## EXERCISE AIM
All records below must be retyped exactly.

(Extracted records)
######

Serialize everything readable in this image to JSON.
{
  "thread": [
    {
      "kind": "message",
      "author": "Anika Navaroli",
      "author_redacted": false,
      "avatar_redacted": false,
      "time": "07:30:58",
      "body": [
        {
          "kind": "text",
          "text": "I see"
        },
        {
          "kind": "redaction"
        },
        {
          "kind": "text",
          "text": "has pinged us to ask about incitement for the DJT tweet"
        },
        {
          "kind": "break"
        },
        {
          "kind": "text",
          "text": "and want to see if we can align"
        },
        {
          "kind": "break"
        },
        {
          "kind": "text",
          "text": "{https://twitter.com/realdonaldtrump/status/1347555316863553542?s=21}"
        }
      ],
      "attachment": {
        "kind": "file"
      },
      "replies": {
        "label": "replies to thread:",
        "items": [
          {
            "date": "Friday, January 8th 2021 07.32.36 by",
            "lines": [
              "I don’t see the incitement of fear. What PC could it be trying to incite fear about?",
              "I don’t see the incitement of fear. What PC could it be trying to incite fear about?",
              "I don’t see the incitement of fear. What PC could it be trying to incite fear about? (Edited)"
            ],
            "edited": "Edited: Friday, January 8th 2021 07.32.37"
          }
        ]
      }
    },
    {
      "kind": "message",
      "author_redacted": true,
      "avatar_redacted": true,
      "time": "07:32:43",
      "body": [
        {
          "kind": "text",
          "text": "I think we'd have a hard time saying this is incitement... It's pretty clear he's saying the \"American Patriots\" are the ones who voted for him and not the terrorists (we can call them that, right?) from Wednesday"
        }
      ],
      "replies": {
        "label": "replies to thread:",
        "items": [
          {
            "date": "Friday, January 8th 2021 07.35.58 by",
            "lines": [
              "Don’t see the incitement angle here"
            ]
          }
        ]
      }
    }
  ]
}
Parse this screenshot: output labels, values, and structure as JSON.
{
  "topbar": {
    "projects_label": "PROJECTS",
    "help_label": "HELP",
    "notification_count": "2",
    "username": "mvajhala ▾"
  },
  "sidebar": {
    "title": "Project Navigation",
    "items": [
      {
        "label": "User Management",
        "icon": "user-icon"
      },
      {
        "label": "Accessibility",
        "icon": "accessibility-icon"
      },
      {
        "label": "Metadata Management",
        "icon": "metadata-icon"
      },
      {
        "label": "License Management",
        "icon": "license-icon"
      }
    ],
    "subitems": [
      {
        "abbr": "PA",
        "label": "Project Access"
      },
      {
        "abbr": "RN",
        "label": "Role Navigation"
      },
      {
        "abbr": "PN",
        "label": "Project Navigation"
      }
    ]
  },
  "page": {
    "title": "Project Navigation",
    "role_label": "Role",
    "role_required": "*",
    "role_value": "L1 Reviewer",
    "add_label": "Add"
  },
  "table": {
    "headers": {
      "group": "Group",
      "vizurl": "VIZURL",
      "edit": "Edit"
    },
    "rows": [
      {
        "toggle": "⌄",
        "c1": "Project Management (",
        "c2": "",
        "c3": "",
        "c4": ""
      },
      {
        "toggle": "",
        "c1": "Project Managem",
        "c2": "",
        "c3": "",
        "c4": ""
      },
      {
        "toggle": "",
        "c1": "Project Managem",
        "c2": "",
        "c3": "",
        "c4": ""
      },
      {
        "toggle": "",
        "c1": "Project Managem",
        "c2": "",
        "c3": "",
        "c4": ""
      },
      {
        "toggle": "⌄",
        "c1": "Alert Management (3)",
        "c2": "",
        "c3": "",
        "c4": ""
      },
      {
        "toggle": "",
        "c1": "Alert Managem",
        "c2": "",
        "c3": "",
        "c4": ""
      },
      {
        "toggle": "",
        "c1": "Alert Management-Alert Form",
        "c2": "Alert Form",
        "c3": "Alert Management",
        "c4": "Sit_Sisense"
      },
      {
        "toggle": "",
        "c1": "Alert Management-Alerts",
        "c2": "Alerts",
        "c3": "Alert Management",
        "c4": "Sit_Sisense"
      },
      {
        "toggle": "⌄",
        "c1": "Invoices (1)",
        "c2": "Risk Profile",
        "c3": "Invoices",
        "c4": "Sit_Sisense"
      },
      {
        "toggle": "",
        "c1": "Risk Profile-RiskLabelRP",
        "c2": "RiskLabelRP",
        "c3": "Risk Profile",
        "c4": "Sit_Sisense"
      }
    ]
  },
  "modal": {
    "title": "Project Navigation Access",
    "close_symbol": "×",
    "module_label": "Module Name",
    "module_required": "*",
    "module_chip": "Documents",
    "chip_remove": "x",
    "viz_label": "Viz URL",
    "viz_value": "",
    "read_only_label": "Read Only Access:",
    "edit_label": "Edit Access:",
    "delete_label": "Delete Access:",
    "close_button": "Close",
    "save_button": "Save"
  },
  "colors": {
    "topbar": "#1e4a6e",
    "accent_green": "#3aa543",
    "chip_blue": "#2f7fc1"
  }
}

######

## FINISHED ANSWER
Serialize everything readable in this image to JSON.
{
  "thread": [
    {
      "kind": "message",
      "author": "Anika Navaroli",
      "author_redacted": false,
      "avatar_redacted": false,
      "time": "07:30:58",
      "body": [
        {
          "kind": "text",
          "text": "I see"
        },
        {
          "kind": "redaction"
        },
        {
          "kind": "text",
          "text": "has pinged us to ask about incitement for the DJT tweet"
        },
        {
          "kind": "break"
        },
        {
          "kind": "text",
          "text": "and want to see if we can align"
        },
        {
          "kind": "break"
        },
        {
          "kind": "text",
          "text": "{https://twitter.com/realdonaldtrump/status/1347555316863553542?s=21}"
        }
      ],
      "attachment": {
        "kind": "file"
      },
      "replies": {
        "label": "replies to thread:",
        "items": [
          {
            "date": "Friday, January 8th 2021 07.32.36 by",
            "lines": [
              "I don’t see the incitement of fear. What PC could it be trying to incite fear about?",
              "I don’t see the incitement of fear. What PC could it be trying to incite fear about?",
              "I don’t see the incitement of fear. What PC could it be trying to incite fear about? (Edited)"
            ],
            "edited": "Edited: Friday, January 8th 2021 07.32.37"
          }
        ]
      }
    },
    {
      "kind": "message",
      "author_redacted": true,
      "avatar_redacted": true,
      "time": "07:32:43",
      "body": [
        {
          "kind": "text",
          "text": "I think we'd have a hard time saying this is incitement... It's pretty clear he's saying the \"American Patriots\" are the ones who voted for him and not the terrorists (we can call them that, right?) from Wednesday"
        }
      ],
      "replies": {
        "label": "replies to thread:",
        "items": [
          {
            "date": "Friday, January 8th 2021 07.35.58 by",
            "lines": [
              "Don’t see the incitement angle here"
            ]
          }
        ]
      }
    }
  ]
}
Parse this screenshot: output labels, values, and structure as JSON.
{
  "topbar": {
    "projects_label": "PROJECTS",
    "help_label": "HELP",
    "notification_count": "2",
    "username": "mvajhala ▾"
  },
  "sidebar": {
    "title": "Project Navigation",
    "items": [
      {
        "label": "User Management",
        "icon": "user-icon"
      },
      {
        "label": "Accessibility",
        "icon": "accessibility-icon"
      },
      {
        "label": "Metadata Management",
        "icon": "metadata-icon"
      },
      {
        "label": "License Management",
        "icon": "license-icon"
      }
    ],
    "subitems": [
      {
        "abbr": "PA",
        "label": "Project Access"
      },
      {
        "abbr": "RN",
        "label": "Role Navigation"
      },
      {
        "abbr": "PN",
        "label": "Project Navigation"
      }
    ]
  },
  "page": {
    "title": "Project Navigation",
    "role_label": "Role",
    "role_required": "*",
    "role_value": "L1 Reviewer",
    "add_label": "Add"
  },
  "table": {
    "headers": {
      "group": "Group",
      "vizurl": "VIZURL",
      "edit": "Edit"
    },
    "rows": [
      {
        "toggle": "⌄",
        "c1": "Project Management (",
        "c2": "",
        "c3": "",
        "c4": ""
      },
      {
        "toggle": "",
        "c1": "Project Managem",
        "c2": "",
        "c3": "",
        "c4": ""
      },
      {
        "toggle": "",
        "c1": "Project Managem",
        "c2": "",
        "c3": "",
        "c4": ""
      },
      {
        "toggle": "",
        "c1": "Project Managem",
        "c2": "",
        "c3": "",
        "c4": ""
      },
      {
        "toggle": "⌄",
        "c1": "Alert Management (3)",
        "c2": "",
        "c3": "",
        "c4": ""
      },
      {
        "toggle": "",
        "c1": "Alert Managem",
        "c2": "",
        "c3": "",
        "c4": ""
      },
      {
        "toggle": "",
        "c1": "Alert Management-Alert Form",
        "c2": "Alert Form",
        "c3": "Alert Management",
        "c4": "Sit_Sisense"
      },
      {
        "toggle": "",
        "c1": "Alert Management-Alerts",
        "c2": "Alerts",
        "c3": "Alert Management",
        "c4": "Sit_Sisense"
      },
      {
        "toggle": "⌄",
        "c1": "Invoices (1)",
        "c2": "Risk Profile",
        "c3": "Invoices",
        "c4": "Sit_Sisense"
      },
      {
        "toggle": "",
        "c1": "Risk Profile-RiskLabelRP",
        "c2": "RiskLabelRP",
        "c3": "Risk Profile",
        "c4": "Sit_Sisense"
      }
    ]
  },
  "modal": {
    "title": "Project Navigation Access",
    "close_symbol": "×",
    "module_label": "Module Name",
    "module_required": "*",
    "module_chip": "Documents",
    "chip_remove": "x",
    "viz_label": "Viz URL",
    "viz_value": "",
    "read_only_label": "Read Only Access:",
    "edit_label": "Edit Access:",
    "delete_label": "Delete Access:",
    "close_button": "Close",
    "save_button": "Save"
  },
  "colors": {
    "topbar": "#1e4a6e",
    "accent_green": "#3aa543",
    "chip_blue": "#2f7fc1"
  }
}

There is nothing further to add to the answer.